• Your goal: Please print all of the material below, word for word.

-------- Available data

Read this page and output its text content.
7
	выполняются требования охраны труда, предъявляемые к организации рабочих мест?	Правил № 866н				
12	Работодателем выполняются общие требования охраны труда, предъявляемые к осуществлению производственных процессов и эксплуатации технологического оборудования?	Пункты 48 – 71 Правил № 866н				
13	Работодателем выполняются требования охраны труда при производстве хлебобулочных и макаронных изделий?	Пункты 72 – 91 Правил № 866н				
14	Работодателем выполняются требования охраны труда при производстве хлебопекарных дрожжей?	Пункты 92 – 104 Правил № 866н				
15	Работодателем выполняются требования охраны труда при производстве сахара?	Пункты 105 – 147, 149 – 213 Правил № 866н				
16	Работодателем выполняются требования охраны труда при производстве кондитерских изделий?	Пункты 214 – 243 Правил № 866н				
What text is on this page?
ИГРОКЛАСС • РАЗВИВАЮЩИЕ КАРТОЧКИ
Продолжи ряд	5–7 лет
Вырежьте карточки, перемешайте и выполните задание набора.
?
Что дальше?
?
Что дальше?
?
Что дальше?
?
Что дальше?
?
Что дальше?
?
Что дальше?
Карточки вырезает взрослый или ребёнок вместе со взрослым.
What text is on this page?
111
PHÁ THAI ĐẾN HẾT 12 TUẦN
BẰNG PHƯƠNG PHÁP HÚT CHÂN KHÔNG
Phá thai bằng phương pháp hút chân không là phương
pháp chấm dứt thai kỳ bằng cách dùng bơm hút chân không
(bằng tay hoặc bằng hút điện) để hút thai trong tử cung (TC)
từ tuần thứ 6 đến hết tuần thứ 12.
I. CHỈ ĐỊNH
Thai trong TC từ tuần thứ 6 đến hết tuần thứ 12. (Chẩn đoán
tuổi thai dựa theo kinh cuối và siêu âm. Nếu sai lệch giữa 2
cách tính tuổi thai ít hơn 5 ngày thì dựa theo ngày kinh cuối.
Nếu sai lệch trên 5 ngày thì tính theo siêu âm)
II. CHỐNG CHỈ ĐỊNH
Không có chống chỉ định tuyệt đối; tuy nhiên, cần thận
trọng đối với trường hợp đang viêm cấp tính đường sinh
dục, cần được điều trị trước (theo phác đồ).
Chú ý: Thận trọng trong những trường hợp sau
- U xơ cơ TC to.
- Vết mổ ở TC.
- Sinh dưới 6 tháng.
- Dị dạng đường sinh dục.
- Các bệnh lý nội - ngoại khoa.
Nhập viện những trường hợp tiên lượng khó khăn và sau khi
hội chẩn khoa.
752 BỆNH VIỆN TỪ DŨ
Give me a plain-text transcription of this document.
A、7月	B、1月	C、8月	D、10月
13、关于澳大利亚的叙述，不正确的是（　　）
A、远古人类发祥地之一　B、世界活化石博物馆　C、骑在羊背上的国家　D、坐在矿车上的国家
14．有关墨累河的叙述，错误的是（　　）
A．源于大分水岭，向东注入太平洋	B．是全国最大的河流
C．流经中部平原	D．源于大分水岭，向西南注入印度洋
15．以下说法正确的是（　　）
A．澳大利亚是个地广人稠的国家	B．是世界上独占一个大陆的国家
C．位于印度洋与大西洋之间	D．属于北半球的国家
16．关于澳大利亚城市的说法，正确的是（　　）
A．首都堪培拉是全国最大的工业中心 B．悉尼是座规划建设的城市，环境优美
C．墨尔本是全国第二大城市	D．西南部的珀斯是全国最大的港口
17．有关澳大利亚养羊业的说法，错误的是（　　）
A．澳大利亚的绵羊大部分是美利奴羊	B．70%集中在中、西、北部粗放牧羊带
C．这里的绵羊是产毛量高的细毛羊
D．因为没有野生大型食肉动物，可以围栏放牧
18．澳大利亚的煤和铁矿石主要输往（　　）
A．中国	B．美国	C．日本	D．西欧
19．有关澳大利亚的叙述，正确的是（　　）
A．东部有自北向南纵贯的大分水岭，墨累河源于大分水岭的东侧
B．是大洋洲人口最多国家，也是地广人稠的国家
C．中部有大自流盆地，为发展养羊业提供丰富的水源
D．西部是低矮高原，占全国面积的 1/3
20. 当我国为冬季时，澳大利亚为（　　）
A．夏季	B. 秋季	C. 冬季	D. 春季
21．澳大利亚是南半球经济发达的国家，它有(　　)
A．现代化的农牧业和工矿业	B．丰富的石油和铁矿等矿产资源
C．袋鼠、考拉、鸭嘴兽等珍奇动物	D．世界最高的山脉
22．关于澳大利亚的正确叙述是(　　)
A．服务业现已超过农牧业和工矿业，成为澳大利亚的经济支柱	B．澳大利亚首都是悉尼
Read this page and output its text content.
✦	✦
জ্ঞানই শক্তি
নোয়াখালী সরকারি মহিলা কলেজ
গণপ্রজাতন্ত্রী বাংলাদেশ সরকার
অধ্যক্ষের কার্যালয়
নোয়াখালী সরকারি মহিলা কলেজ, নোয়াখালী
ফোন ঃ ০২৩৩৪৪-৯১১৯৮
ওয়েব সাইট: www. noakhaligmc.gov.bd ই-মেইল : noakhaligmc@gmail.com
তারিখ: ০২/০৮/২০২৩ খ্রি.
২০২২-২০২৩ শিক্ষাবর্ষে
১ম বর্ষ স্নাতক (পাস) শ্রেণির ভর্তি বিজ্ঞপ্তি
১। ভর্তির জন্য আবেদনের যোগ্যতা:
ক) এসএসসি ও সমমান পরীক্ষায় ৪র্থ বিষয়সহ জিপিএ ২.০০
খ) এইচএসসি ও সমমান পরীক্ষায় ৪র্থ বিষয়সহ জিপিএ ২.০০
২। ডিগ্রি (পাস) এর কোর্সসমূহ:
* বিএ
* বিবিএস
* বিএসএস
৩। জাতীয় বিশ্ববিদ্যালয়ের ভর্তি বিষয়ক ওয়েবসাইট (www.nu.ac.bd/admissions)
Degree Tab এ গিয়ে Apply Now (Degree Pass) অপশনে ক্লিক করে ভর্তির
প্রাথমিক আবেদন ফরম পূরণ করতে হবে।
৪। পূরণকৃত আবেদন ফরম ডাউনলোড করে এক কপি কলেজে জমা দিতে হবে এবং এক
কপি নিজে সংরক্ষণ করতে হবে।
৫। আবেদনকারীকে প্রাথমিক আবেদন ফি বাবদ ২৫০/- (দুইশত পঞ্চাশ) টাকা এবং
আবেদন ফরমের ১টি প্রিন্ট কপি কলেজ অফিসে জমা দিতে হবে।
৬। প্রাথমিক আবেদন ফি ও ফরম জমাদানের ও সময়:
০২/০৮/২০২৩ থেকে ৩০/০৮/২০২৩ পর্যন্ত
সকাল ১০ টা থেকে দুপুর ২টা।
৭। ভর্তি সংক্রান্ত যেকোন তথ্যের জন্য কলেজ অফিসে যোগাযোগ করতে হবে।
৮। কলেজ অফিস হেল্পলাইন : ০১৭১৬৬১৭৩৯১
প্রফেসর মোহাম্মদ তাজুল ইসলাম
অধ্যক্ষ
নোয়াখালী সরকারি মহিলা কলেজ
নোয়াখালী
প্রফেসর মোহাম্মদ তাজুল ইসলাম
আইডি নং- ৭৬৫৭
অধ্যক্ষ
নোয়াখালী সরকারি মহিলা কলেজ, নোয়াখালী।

----------------

• Solution:
Read this page and output its text content.
7
	выполняются требования охраны труда, предъявляемые к организации рабочих мест?	Правил № 866н				
12	Работодателем выполняются общие требования охраны труда, предъявляемые к осуществлению производственных процессов и эксплуатации технологического оборудования?	Пункты 48 – 71 Правил № 866н				
13	Работодателем выполняются требования охраны труда при производстве хлебобулочных и макаронных изделий?	Пункты 72 – 91 Правил № 866н				
14	Работодателем выполняются требования охраны труда при производстве хлебопекарных дрожжей?	Пункты 92 – 104 Правил № 866н				
15	Работодателем выполняются требования охраны труда при производстве сахара?	Пункты 105 – 147, 149 – 213 Правил № 866н				
16	Работодателем выполняются требования охраны труда при производстве кондитерских изделий?	Пункты 214 – 243 Правил № 866н				
What text is on this page?
ИГРОКЛАСС • РАЗВИВАЮЩИЕ КАРТОЧКИ
Продолжи ряд	5–7 лет
Вырежьте карточки, перемешайте и выполните задание набора.
?
Что дальше?
?
Что дальше?
?
Что дальше?
?
Что дальше?
?
Что дальше?
?
Что дальше?
Карточки вырезает взрослый или ребёнок вместе со взрослым.
What text is on this page?
111
PHÁ THAI ĐẾN HẾT 12 TUẦN
BẰNG PHƯƠNG PHÁP HÚT CHÂN KHÔNG
Phá thai bằng phương pháp hút chân không là phương
pháp chấm dứt thai kỳ bằng cách dùng bơm hút chân không
(bằng tay hoặc bằng hút điện) để hút thai trong tử cung (TC)
từ tuần thứ 6 đến hết tuần thứ 12.
I. CHỈ ĐỊNH
Thai trong TC từ tuần thứ 6 đến hết tuần thứ 12. (Chẩn đoán
tuổi thai dựa theo kinh cuối và siêu âm. Nếu sai lệch giữa 2
cách tính tuổi thai ít hơn 5 ngày thì dựa theo ngày kinh cuối.
Nếu sai lệch trên 5 ngày thì tính theo siêu âm)
II. CHỐNG CHỈ ĐỊNH
Không có chống chỉ định tuyệt đối; tuy nhiên, cần thận
trọng đối với trường hợp đang viêm cấp tính đường sinh
dục, cần được điều trị trước (theo phác đồ).
Chú ý: Thận trọng trong những trường hợp sau
- U xơ cơ TC to.
- Vết mổ ở TC.
- Sinh dưới 6 tháng.
- Dị dạng đường sinh dục.
- Các bệnh lý nội - ngoại khoa.
Nhập viện những trường hợp tiên lượng khó khăn và sau khi
hội chẩn khoa.
752 BỆNH VIỆN TỪ DŨ
Give me a plain-text transcription of this document.
A、7月	B、1月	C、8月	D、10月
13、关于澳大利亚的叙述，不正确的是（　　）
A、远古人类发祥地之一　B、世界活化石博物馆　C、骑在羊背上的国家　D、坐在矿车上的国家
14．有关墨累河的叙述，错误的是（　　）
A．源于大分水岭，向东注入太平洋	B．是全国最大的河流
C．流经中部平原	D．源于大分水岭，向西南注入印度洋
15．以下说法正确的是（　　）
A．澳大利亚是个地广人稠的国家	B．是世界上独占一个大陆的国家
C．位于印度洋与大西洋之间	D．属于北半球的国家
16．关于澳大利亚城市的说法，正确的是（　　）
A．首都堪培拉是全国最大的工业中心 B．悉尼是座规划建设的城市，环境优美
C．墨尔本是全国第二大城市	D．西南部的珀斯是全国最大的港口
17．有关澳大利亚养羊业的说法，错误的是（　　）
A．澳大利亚的绵羊大部分是美利奴羊	B．70%集中在中、西、北部粗放牧羊带
C．这里的绵羊是产毛量高的细毛羊
D．因为没有野生大型食肉动物，可以围栏放牧
18．澳大利亚的煤和铁矿石主要输往（　　）
A．中国	B．美国	C．日本	D．西欧
19．有关澳大利亚的叙述，正确的是（　　）
A．东部有自北向南纵贯的大分水岭，墨累河源于大分水岭的东侧
B．是大洋洲人口最多国家，也是地广人稠的国家
C．中部有大自流盆地，为发展养羊业提供丰富的水源
D．西部是低矮高原，占全国面积的 1/3
20. 当我国为冬季时，澳大利亚为（　　）
A．夏季	B. 秋季	C. 冬季	D. 春季
21．澳大利亚是南半球经济发达的国家，它有(　　)
A．现代化的农牧业和工矿业	B．丰富的石油和铁矿等矿产资源
C．袋鼠、考拉、鸭嘴兽等珍奇动物	D．世界最高的山脉
22．关于澳大利亚的正确叙述是(　　)
A．服务业现已超过农牧业和工矿业，成为澳大利亚的经济支柱	B．澳大利亚首都是悉尼
Read this page and output its text content.
✦	✦
জ্ঞানই শক্তি
নোয়াখালী সরকারি মহিলা কলেজ
গণপ্রজাতন্ত্রী বাংলাদেশ সরকার
অধ্যক্ষের কার্যালয়
নোয়াখালী সরকারি মহিলা কলেজ, নোয়াখালী
ফোন ঃ ০২৩৩৪৪-৯১১৯৮
ওয়েব সাইট: www. noakhaligmc.gov.bd ই-মেইল : noakhaligmc@gmail.com
তারিখ: ০২/০৮/২০২৩ খ্রি.
২০২২-২০২৩ শিক্ষাবর্ষে
১ম বর্ষ স্নাতক (পাস) শ্রেণির ভর্তি বিজ্ঞপ্তি
১। ভর্তির জন্য আবেদনের যোগ্যতা:
ক) এসএসসি ও সমমান পরীক্ষায় ৪র্থ বিষয়সহ জিপিএ ২.০০
খ) এইচএসসি ও সমমান পরীক্ষায় ৪র্থ বিষয়সহ জিপিএ ২.০০
২। ডিগ্রি (পাস) এর কোর্সসমূহ:
* বিএ
* বিবিএস
* বিএসএস
৩। জাতীয় বিশ্ববিদ্যালয়ের ভর্তি বিষয়ক ওয়েবসাইট (www.nu.ac.bd/admissions)
Degree Tab এ গিয়ে Apply Now (Degree Pass) অপশনে ক্লিক করে ভর্তির
প্রাথমিক আবেদন ফরম পূরণ করতে হবে।
৪। পূরণকৃত আবেদন ফরম ডাউনলোড করে এক কপি কলেজে জমা দিতে হবে এবং এক
কপি নিজে সংরক্ষণ করতে হবে।
৫। আবেদনকারীকে প্রাথমিক আবেদন ফি বাবদ ২৫০/- (দুইশত পঞ্চাশ) টাকা এবং
আবেদন ফরমের ১টি প্রিন্ট কপি কলেজ অফিসে জমা দিতে হবে।
৬। প্রাথমিক আবেদন ফি ও ফরম জমাদানের ও সময়:
০২/০৮/২০২৩ থেকে ৩০/০৮/২০২৩ পর্যন্ত
সকাল ১০ টা থেকে দুপুর ২টা।
৭। ভর্তি সংক্রান্ত যেকোন তথ্যের জন্য কলেজ অফিসে যোগাযোগ করতে হবে।
৮। কলেজ অফিস হেল্পলাইন : ০১৭১৬৬১৭৩৯১
প্রফেসর মোহাম্মদ তাজুল ইসলাম
অধ্যক্ষ
নোয়াখালী সরকারি মহিলা কলেজ
নোয়াখালী
প্রফেসর মোহাম্মদ তাজুল ইসলাম
আইডি নং- ৭৬৫৭
অধ্যক্ষ
নোয়াখালী সরকারি মহিলা কলেজ, নোয়াখালী।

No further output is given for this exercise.